*Exercise details*
Repeat the listing exactly, line by line, and leave the pictures behind.
^^^^^^^^^^^^^^^^
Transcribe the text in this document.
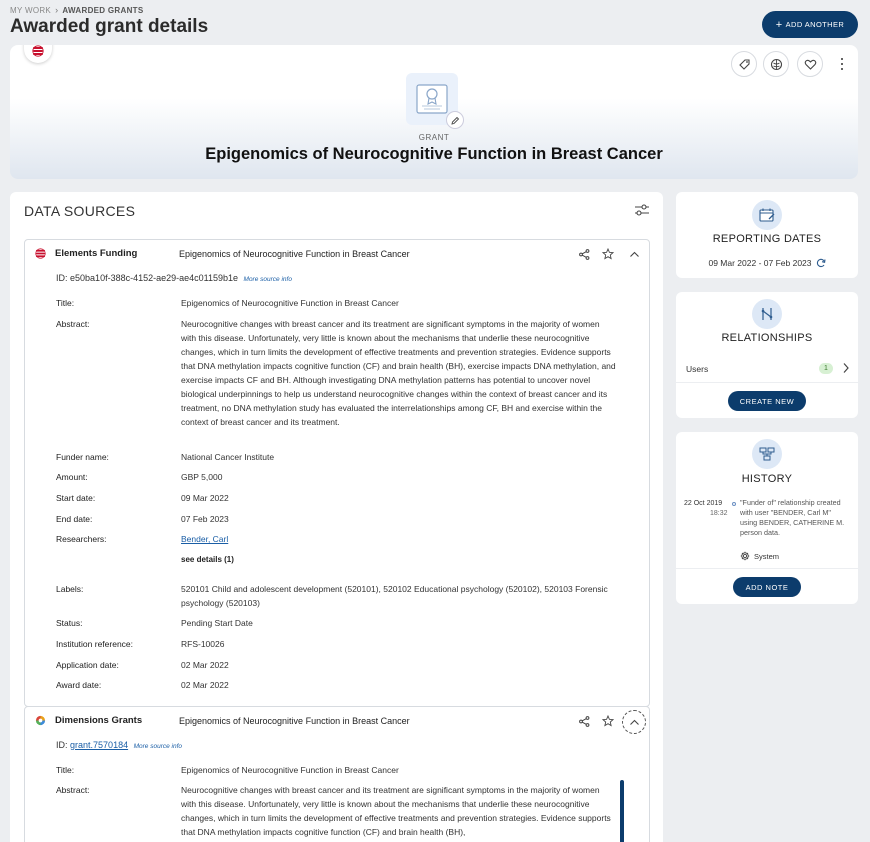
MY WORK › AWARDED GRANTS
Awarded grant details	+ ADD ANOTHER
GRANT
Epigenomics of Neurocognitive Function in Breast Cancer
DATA SOURCES
Elements Funding	Epigenomics of Neurocognitive Function in Breast Cancer
ID: e50ba10f-388c-4152-ae29-ae4c01159b1e More source info
Title:	Epigenomics of Neurocognitive Function in Breast Cancer
Abstract:	Neurocognitive changes with breast cancer and its treatment are significant symptoms in the majority of women with this disease. Unfortunately, very little is known about the mechanisms that underlie these neurocognitive changes, which in turn limits the development of effective treatments and prevention strategies. Evidence supports that DNA methylation impacts cognitive function (CF) and brain health (BH), exercise impacts DNA methylation, and exercise impacts CF and BH. Although investigating DNA methylation patterns has potential to uncover novel biological underpinnings to help us understand neurocognitive changes within the context of breast cancer and its treatment, no DNA methylation study has evaluated the interrelationships among CF, BH and exercise within the context of breast cancer and its treatment.
Funder name:	National Cancer Institute
Amount:	GBP 5,000
Start date:	09 Mar 2022
End date:	07 Feb 2023
Researchers:	Bender, Carl
see details (1)
Labels:	520101 Child and adolescent development (520101), 520102 Educational psychology (520102), 520103 Forensic psychology (520103)
Status:	Pending Start Date
Institution reference:	RFS-10026
Application date:	02 Mar 2022
Award date:	02 Mar 2022
Dimensions Grants	Epigenomics of Neurocognitive Function in Breast Cancer
ID: grant.7570184 More source info
Title:	Epigenomics of Neurocognitive Function in Breast Cancer
Abstract:	Neurocognitive changes with breast cancer and its treatment are significant symptoms in the majority of women with this disease. Unfortunately, very little is known about the mechanisms that underlie these neurocognitive changes, which in turn limits the development of effective treatments and prevention strategies. Evidence supports that DNA methylation impacts cognitive function (CF) and brain health (BH),
REPORTING DATES
09 Mar 2022 - 07 Feb 2023
RELATIONSHIPS
Users	1
CREATE NEW
HISTORY
22 Oct 2019
18:32
"Funder of" relationship created with user "BENDER, Carl M" using BENDER, CATHERINE M. person data.
System
ADD NOTE
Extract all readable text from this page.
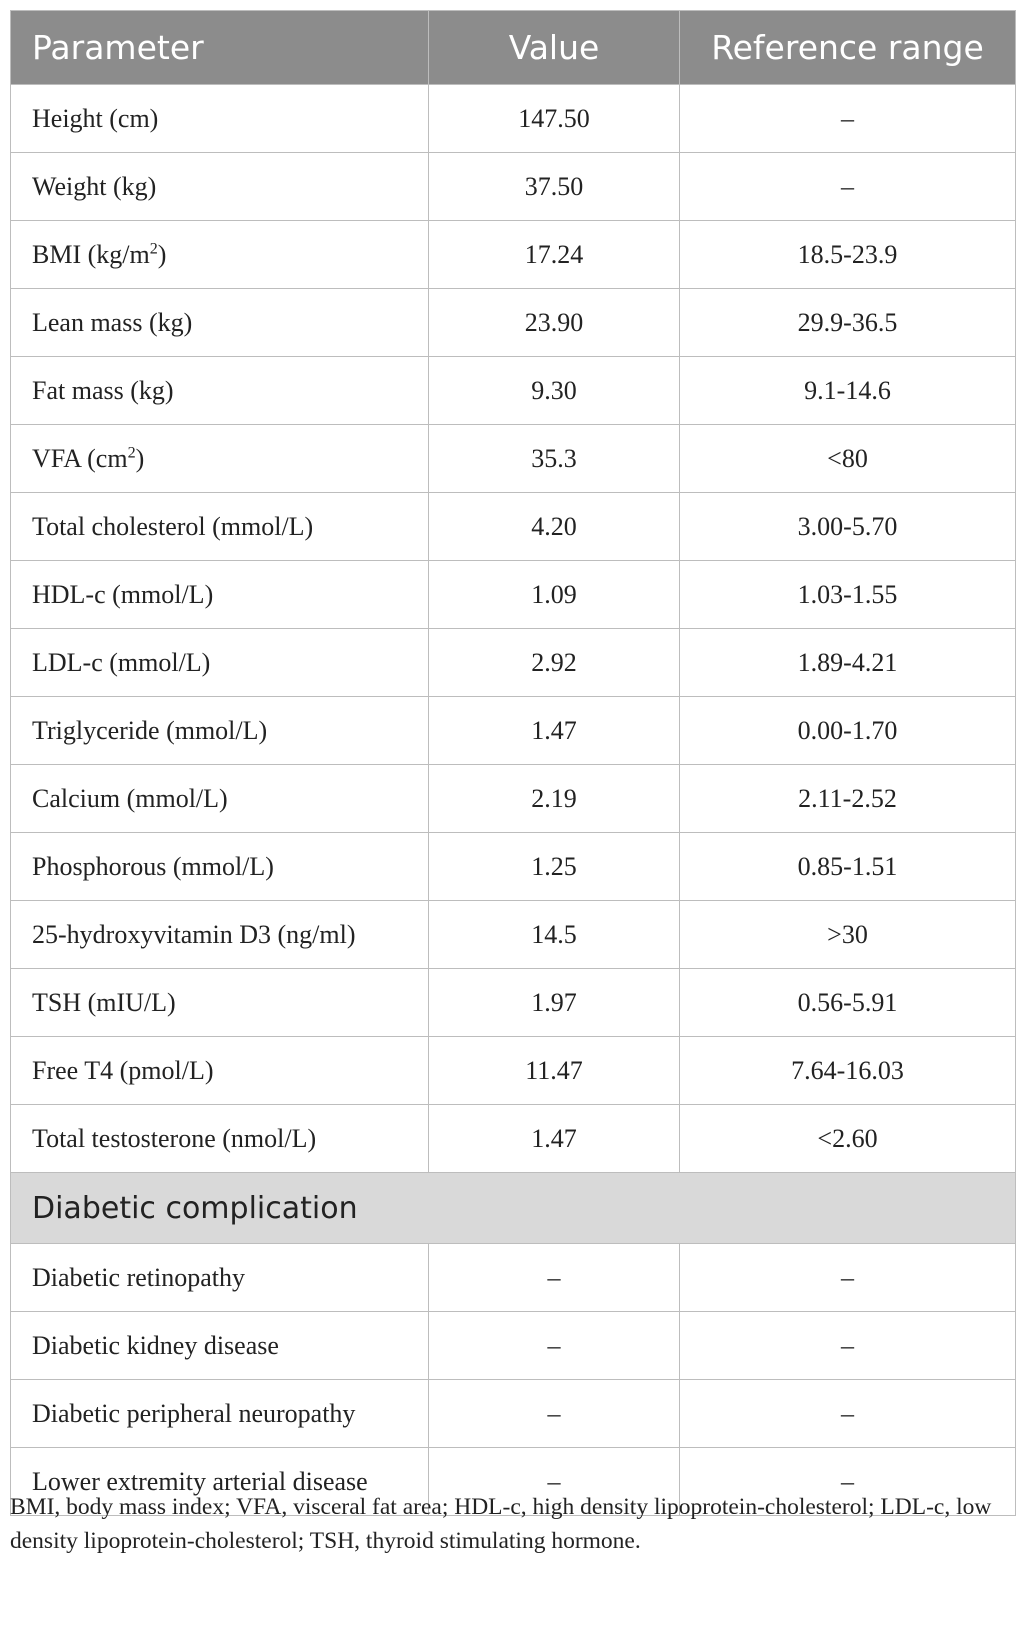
Parameter	Value	Reference range
Height (cm)	147.50	–
Weight (kg)	37.50	–
BMI $(kg/m^2)$	17.24	18.5-23.9
Lean mass (kg)	23.90	29.9-36.5
Fat mass (kg)	9.30	9.1-14.6
VFA $(cm^2)$	35.3	<80
Total cholesterol (mmol/L)	4.20	3.00-5.70
HDL-c (mmol/L)	1.09	1.03-1.55
LDL-c (mmol/L)	2.92	1.89-4.21
Triglyceride (mmol/L)	1.47	0.00-1.70
Calcium (mmol/L)	2.19	2.11-2.52
Phosphorous (mmol/L)	1.25	0.85-1.51
25-hydroxyvitamin D3 (ng/ml)	14.5	>30
TSH (mIU/L)	1.97	0.56-5.91
Free T4 (pmol/L)	11.47	7.64-16.03
Total testosterone (nmol/L)	1.47	<2.60
Diabetic complication		
Diabetic retinopathy	–	–
Diabetic kidney disease	–	–
Diabetic peripheral neuropathy	–	–
Lower extremity arterial disease	–	–
BMI, body mass index; VFA, visceral fat area; HDL-c, high density lipoprotein-cholesterol; LDL-c, low density lipoprotein-cholesterol; TSH, thyroid stimulating hormone.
^^^^^^^^^^^^^^^^
*Result below*
Transcribe the text in this document.
MY WORK › AWARDED GRANTS
Awarded grant details	+ ADD ANOTHER
GRANT
Epigenomics of Neurocognitive Function in Breast Cancer
DATA SOURCES
Elements Funding	Epigenomics of Neurocognitive Function in Breast Cancer
ID: e50ba10f-388c-4152-ae29-ae4c01159b1e More source info
Title:	Epigenomics of Neurocognitive Function in Breast Cancer
Abstract:	Neurocognitive changes with breast cancer and its treatment are significant symptoms in the majority of women with this disease. Unfortunately, very little is known about the mechanisms that underlie these neurocognitive changes, which in turn limits the development of effective treatments and prevention strategies. Evidence supports that DNA methylation impacts cognitive function (CF) and brain health (BH), exercise impacts DNA methylation, and exercise impacts CF and BH. Although investigating DNA methylation patterns has potential to uncover novel biological underpinnings to help us understand neurocognitive changes within the context of breast cancer and its treatment, no DNA methylation study has evaluated the interrelationships among CF, BH and exercise within the context of breast cancer and its treatment.
Funder name:	National Cancer Institute
Amount:	GBP 5,000
Start date:	09 Mar 2022
End date:	07 Feb 2023
Researchers:	Bender, Carl
see details (1)
Labels:	520101 Child and adolescent development (520101), 520102 Educational psychology (520102), 520103 Forensic psychology (520103)
Status:	Pending Start Date
Institution reference:	RFS-10026
Application date:	02 Mar 2022
Award date:	02 Mar 2022
Dimensions Grants	Epigenomics of Neurocognitive Function in Breast Cancer
ID: grant.7570184 More source info
Title:	Epigenomics of Neurocognitive Function in Breast Cancer
Abstract:	Neurocognitive changes with breast cancer and its treatment are significant symptoms in the majority of women with this disease. Unfortunately, very little is known about the mechanisms that underlie these neurocognitive changes, which in turn limits the development of effective treatments and prevention strategies. Evidence supports that DNA methylation impacts cognitive function (CF) and brain health (BH),
REPORTING DATES
09 Mar 2022 - 07 Feb 2023
RELATIONSHIPS
Users	1
CREATE NEW
HISTORY
22 Oct 2019
18:32
"Funder of" relationship created with user "BENDER, Carl M" using BENDER, CATHERINE M. person data.
System
ADD NOTE
Extract all readable text from this page.
Parameter	Value	Reference range
Height (cm)	147.50	–
Weight (kg)	37.50	–
BMI $(kg/m^2)$	17.24	18.5-23.9
Lean mass (kg)	23.90	29.9-36.5
Fat mass (kg)	9.30	9.1-14.6
VFA $(cm^2)$	35.3	<80
Total cholesterol (mmol/L)	4.20	3.00-5.70
HDL-c (mmol/L)	1.09	1.03-1.55
LDL-c (mmol/L)	2.92	1.89-4.21
Triglyceride (mmol/L)	1.47	0.00-1.70
Calcium (mmol/L)	2.19	2.11-2.52
Phosphorous (mmol/L)	1.25	0.85-1.51
25-hydroxyvitamin D3 (ng/ml)	14.5	>30
TSH (mIU/L)	1.97	0.56-5.91
Free T4 (pmol/L)	11.47	7.64-16.03
Total testosterone (nmol/L)	1.47	<2.60
Diabetic complication		
Diabetic retinopathy	–	–
Diabetic kidney disease	–	–
Diabetic peripheral neuropathy	–	–
Lower extremity arterial disease	–	–
BMI, body mass index; VFA, visceral fat area; HDL-c, high density lipoprotein-cholesterol; LDL-c, low density lipoprotein-cholesterol; TSH, thyroid stimulating hormone.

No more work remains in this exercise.